Exercise objective. Copy these lines verbatim.

--- Begin Stored rows ---

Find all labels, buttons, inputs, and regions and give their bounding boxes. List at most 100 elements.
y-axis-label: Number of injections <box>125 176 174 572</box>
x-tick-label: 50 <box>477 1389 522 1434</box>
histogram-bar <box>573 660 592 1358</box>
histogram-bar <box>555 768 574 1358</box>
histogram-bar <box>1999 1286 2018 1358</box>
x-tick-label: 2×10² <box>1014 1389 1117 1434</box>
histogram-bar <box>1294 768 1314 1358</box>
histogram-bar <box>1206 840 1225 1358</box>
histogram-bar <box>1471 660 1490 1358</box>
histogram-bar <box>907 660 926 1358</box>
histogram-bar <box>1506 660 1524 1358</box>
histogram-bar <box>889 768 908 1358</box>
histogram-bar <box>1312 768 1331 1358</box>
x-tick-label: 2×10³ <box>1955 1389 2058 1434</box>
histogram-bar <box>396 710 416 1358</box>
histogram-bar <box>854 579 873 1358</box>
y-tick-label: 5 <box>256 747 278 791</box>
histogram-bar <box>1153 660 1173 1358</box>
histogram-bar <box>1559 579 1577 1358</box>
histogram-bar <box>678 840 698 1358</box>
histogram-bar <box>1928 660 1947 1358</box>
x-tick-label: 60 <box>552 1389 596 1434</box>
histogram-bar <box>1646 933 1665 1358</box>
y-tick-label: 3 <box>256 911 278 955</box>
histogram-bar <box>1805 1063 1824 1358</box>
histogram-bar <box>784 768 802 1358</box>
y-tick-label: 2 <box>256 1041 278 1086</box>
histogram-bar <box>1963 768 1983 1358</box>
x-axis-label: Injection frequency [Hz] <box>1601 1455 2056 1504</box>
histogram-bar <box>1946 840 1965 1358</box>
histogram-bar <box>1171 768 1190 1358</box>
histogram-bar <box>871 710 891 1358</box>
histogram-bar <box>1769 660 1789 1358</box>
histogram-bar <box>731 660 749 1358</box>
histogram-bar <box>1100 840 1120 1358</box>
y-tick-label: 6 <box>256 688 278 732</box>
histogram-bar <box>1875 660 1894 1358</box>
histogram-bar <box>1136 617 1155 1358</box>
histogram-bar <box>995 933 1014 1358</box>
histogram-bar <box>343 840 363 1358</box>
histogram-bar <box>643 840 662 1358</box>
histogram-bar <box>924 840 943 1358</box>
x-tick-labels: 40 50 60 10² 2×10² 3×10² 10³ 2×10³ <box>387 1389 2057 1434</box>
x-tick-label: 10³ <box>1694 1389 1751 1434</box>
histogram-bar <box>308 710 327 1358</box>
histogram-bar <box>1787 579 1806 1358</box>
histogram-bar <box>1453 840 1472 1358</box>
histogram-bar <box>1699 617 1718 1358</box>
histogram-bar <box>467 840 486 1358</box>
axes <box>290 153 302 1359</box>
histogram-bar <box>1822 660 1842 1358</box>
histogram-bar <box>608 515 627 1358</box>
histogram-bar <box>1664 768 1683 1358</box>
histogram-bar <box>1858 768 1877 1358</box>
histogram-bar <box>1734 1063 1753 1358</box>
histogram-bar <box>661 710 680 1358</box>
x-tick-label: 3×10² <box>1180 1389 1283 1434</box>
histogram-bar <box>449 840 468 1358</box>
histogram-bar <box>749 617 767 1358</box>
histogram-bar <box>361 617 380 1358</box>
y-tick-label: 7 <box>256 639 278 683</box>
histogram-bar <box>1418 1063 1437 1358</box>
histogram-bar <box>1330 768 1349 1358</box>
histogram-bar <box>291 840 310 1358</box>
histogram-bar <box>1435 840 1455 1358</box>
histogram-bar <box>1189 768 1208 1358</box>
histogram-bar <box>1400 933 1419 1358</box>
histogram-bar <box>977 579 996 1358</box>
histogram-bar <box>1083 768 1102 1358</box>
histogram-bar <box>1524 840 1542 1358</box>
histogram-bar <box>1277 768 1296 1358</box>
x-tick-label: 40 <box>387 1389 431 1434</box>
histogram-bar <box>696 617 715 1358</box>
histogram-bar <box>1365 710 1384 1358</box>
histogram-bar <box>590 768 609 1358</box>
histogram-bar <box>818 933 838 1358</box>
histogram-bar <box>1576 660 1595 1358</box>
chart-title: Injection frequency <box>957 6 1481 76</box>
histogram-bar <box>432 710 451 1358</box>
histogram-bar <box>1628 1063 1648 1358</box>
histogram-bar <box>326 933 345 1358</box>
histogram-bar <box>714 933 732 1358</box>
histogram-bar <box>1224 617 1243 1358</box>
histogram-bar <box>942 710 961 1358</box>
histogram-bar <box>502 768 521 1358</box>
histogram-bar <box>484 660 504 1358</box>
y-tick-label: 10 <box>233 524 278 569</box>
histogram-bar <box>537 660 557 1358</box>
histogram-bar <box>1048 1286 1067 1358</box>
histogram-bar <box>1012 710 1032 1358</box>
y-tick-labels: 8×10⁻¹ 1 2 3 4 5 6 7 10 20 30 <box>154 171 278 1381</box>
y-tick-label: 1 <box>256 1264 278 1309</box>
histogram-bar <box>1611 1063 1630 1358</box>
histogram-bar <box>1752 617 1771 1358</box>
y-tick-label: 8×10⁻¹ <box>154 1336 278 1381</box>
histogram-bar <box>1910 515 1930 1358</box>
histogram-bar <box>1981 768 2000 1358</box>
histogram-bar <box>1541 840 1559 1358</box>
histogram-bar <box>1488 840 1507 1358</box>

--- End Stored rows ---

Correct result.
Find all labels, buttons, inputs, and regions and give their bounding boxes. List at most 100 elements.
y-axis-label: Number of injections <box>125 176 174 572</box>
x-tick-label: 50 <box>477 1389 522 1434</box>
histogram-bar <box>573 660 592 1358</box>
histogram-bar <box>555 768 574 1358</box>
histogram-bar <box>1999 1286 2018 1358</box>
x-tick-label: 2×10² <box>1014 1389 1117 1434</box>
histogram-bar <box>1294 768 1314 1358</box>
histogram-bar <box>1206 840 1225 1358</box>
histogram-bar <box>1471 660 1490 1358</box>
histogram-bar <box>907 660 926 1358</box>
histogram-bar <box>1506 660 1524 1358</box>
histogram-bar <box>889 768 908 1358</box>
histogram-bar <box>1312 768 1331 1358</box>
x-tick-label: 2×10³ <box>1955 1389 2058 1434</box>
histogram-bar <box>396 710 416 1358</box>
histogram-bar <box>854 579 873 1358</box>
y-tick-label: 5 <box>256 747 278 791</box>
histogram-bar <box>1153 660 1173 1358</box>
histogram-bar <box>1559 579 1577 1358</box>
histogram-bar <box>678 840 698 1358</box>
histogram-bar <box>1928 660 1947 1358</box>
x-tick-label: 60 <box>552 1389 596 1434</box>
histogram-bar <box>1646 933 1665 1358</box>
y-tick-label: 3 <box>256 911 278 955</box>
histogram-bar <box>1805 1063 1824 1358</box>
histogram-bar <box>784 768 802 1358</box>
y-tick-label: 2 <box>256 1041 278 1086</box>
histogram-bar <box>1963 768 1983 1358</box>
x-axis-label: Injection frequency [Hz] <box>1601 1455 2056 1504</box>
histogram-bar <box>1946 840 1965 1358</box>
histogram-bar <box>1171 768 1190 1358</box>
histogram-bar <box>871 710 891 1358</box>
histogram-bar <box>1769 660 1789 1358</box>
histogram-bar <box>731 660 749 1358</box>
histogram-bar <box>1100 840 1120 1358</box>
y-tick-label: 6 <box>256 688 278 732</box>
histogram-bar <box>1875 660 1894 1358</box>
histogram-bar <box>1136 617 1155 1358</box>
histogram-bar <box>995 933 1014 1358</box>
histogram-bar <box>343 840 363 1358</box>
histogram-bar <box>643 840 662 1358</box>
histogram-bar <box>924 840 943 1358</box>
x-tick-labels: 40 50 60 10² 2×10² 3×10² 10³ 2×10³ <box>387 1389 2057 1434</box>
x-tick-label: 10³ <box>1694 1389 1751 1434</box>
histogram-bar <box>308 710 327 1358</box>
histogram-bar <box>1787 579 1806 1358</box>
histogram-bar <box>1453 840 1472 1358</box>
histogram-bar <box>1699 617 1718 1358</box>
histogram-bar <box>467 840 486 1358</box>
axes <box>290 153 302 1359</box>
histogram-bar <box>1822 660 1842 1358</box>
histogram-bar <box>608 515 627 1358</box>
histogram-bar <box>1664 768 1683 1358</box>
histogram-bar <box>1858 768 1877 1358</box>
histogram-bar <box>1734 1063 1753 1358</box>
histogram-bar <box>661 710 680 1358</box>
x-tick-label: 3×10² <box>1180 1389 1283 1434</box>
histogram-bar <box>449 840 468 1358</box>
histogram-bar <box>749 617 767 1358</box>
histogram-bar <box>361 617 380 1358</box>
y-tick-label: 7 <box>256 639 278 683</box>
histogram-bar <box>1418 1063 1437 1358</box>
histogram-bar <box>1330 768 1349 1358</box>
histogram-bar <box>291 840 310 1358</box>
histogram-bar <box>1435 840 1455 1358</box>
histogram-bar <box>1189 768 1208 1358</box>
histogram-bar <box>1400 933 1419 1358</box>
histogram-bar <box>977 579 996 1358</box>
histogram-bar <box>1083 768 1102 1358</box>
histogram-bar <box>1524 840 1542 1358</box>
histogram-bar <box>1277 768 1296 1358</box>
x-tick-label: 40 <box>387 1389 431 1434</box>
histogram-bar <box>696 617 715 1358</box>
histogram-bar <box>1365 710 1384 1358</box>
histogram-bar <box>590 768 609 1358</box>
histogram-bar <box>818 933 838 1358</box>
histogram-bar <box>1576 660 1595 1358</box>
chart-title: Injection frequency <box>957 6 1481 76</box>
histogram-bar <box>432 710 451 1358</box>
histogram-bar <box>1628 1063 1648 1358</box>
histogram-bar <box>326 933 345 1358</box>
histogram-bar <box>714 933 732 1358</box>
histogram-bar <box>1224 617 1243 1358</box>
histogram-bar <box>942 710 961 1358</box>
histogram-bar <box>502 768 521 1358</box>
histogram-bar <box>484 660 504 1358</box>
y-tick-label: 10 <box>233 524 278 569</box>
histogram-bar <box>537 660 557 1358</box>
histogram-bar <box>1048 1286 1067 1358</box>
histogram-bar <box>1012 710 1032 1358</box>
y-tick-labels: 8×10⁻¹ 1 2 3 4 5 6 7 10 20 30 <box>154 171 278 1381</box>
y-tick-label: 1 <box>256 1264 278 1309</box>
histogram-bar <box>1611 1063 1630 1358</box>
histogram-bar <box>1752 617 1771 1358</box>
y-tick-label: 8×10⁻¹ <box>154 1336 278 1381</box>
histogram-bar <box>1910 515 1930 1358</box>
histogram-bar <box>1981 768 2000 1358</box>
histogram-bar <box>1541 840 1559 1358</box>
histogram-bar <box>1488 840 1507 1358</box>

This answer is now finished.